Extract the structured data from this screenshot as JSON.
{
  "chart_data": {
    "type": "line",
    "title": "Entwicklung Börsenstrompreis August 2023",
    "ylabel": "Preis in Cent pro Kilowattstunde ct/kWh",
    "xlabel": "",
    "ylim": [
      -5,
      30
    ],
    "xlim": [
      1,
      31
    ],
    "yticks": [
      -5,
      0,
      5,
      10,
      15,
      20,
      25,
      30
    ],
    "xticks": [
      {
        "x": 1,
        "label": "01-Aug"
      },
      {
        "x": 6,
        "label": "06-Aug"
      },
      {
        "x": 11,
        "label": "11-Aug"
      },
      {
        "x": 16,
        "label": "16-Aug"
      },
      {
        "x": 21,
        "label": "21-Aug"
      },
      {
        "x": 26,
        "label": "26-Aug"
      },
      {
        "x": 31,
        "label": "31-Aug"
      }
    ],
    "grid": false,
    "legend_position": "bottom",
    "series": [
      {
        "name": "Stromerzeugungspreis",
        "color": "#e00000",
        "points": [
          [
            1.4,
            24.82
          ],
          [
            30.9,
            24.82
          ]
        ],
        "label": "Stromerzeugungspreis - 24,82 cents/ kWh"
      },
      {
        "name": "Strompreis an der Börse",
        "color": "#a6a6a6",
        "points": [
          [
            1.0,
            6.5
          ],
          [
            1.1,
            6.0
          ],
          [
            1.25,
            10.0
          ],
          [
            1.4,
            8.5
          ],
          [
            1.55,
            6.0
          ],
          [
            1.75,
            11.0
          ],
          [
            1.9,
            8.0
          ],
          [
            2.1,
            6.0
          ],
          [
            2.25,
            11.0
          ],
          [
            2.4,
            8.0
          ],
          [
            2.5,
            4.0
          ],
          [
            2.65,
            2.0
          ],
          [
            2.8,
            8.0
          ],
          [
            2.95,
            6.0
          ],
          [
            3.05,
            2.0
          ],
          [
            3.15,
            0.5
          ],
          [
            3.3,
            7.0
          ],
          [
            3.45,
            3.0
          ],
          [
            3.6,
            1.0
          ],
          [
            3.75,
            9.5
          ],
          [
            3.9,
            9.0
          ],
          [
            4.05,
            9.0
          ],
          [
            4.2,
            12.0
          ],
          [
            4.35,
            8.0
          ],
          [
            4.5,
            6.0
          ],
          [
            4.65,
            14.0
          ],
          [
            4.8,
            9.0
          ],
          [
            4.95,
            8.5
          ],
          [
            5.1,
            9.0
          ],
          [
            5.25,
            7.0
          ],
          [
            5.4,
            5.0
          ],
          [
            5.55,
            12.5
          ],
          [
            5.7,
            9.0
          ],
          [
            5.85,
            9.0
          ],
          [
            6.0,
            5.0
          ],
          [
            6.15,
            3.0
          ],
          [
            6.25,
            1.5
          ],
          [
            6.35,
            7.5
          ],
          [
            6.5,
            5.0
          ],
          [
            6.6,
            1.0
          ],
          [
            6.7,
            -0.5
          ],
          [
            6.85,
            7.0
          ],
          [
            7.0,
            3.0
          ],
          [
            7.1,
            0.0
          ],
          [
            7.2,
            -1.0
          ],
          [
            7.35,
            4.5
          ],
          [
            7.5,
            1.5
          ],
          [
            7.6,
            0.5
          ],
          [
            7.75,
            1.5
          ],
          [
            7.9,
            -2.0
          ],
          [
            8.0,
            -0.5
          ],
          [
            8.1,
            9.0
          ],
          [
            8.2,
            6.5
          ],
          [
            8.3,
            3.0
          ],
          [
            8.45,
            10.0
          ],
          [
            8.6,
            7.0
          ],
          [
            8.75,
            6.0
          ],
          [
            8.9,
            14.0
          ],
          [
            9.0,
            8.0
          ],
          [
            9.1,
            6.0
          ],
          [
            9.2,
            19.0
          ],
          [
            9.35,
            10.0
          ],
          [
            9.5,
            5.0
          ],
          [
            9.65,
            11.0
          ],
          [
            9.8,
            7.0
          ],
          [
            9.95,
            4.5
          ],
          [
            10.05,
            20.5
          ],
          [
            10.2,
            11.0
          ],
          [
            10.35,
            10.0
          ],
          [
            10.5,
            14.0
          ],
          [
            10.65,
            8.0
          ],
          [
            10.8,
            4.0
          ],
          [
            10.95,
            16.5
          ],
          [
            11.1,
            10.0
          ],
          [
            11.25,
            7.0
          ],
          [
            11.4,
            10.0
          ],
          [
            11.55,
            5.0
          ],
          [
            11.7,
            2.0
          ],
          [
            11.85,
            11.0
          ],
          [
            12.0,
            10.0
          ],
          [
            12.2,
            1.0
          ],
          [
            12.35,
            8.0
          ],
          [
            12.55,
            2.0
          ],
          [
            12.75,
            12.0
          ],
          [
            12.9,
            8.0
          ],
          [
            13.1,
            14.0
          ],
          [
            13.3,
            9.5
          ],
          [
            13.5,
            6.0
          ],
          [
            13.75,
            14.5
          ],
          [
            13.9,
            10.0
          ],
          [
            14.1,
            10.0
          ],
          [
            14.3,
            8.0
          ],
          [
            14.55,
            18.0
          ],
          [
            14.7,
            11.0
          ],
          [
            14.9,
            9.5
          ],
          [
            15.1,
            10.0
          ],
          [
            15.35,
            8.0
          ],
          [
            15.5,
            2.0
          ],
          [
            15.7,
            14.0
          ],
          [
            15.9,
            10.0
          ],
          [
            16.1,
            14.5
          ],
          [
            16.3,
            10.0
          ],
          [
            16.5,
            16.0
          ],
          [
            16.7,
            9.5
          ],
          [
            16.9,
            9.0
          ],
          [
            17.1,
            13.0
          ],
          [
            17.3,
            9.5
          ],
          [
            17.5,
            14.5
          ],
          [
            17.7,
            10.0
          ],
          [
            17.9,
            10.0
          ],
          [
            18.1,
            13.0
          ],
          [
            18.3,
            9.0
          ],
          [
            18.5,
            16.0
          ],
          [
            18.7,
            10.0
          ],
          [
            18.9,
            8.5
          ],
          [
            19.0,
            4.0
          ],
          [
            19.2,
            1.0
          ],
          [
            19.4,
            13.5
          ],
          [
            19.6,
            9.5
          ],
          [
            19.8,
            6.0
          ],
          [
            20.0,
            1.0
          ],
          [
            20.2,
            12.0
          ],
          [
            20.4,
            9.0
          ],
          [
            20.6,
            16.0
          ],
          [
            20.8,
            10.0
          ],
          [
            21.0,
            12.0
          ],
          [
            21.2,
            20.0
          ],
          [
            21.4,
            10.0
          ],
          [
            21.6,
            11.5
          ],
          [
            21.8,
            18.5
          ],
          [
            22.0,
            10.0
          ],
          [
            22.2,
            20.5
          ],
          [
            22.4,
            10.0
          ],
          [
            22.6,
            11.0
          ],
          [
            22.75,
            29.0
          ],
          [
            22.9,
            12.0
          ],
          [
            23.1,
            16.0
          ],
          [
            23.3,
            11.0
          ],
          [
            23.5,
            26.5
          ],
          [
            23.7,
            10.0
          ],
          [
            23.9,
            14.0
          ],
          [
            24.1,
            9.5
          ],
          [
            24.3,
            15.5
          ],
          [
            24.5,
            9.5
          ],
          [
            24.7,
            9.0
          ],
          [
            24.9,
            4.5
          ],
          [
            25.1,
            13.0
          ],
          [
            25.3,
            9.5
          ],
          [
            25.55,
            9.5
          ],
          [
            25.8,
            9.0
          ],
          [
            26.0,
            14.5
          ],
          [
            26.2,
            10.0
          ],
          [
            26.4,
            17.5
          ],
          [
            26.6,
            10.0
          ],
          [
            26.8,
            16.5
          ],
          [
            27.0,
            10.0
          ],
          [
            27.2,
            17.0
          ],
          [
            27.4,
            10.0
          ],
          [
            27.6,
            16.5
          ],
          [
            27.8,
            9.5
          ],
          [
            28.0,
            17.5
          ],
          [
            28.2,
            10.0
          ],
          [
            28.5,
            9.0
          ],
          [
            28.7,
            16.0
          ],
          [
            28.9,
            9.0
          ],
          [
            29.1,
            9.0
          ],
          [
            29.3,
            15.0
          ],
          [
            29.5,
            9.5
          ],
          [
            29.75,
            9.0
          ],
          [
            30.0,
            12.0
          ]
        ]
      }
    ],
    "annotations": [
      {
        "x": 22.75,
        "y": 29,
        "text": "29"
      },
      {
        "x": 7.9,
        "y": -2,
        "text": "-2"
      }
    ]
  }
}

## WHAT YOU SHOULD DO
State the number of lines holding the word "Stromerzeugungspreis" in the listing. Add nothing else.

## WRITTEN SOLUTION
2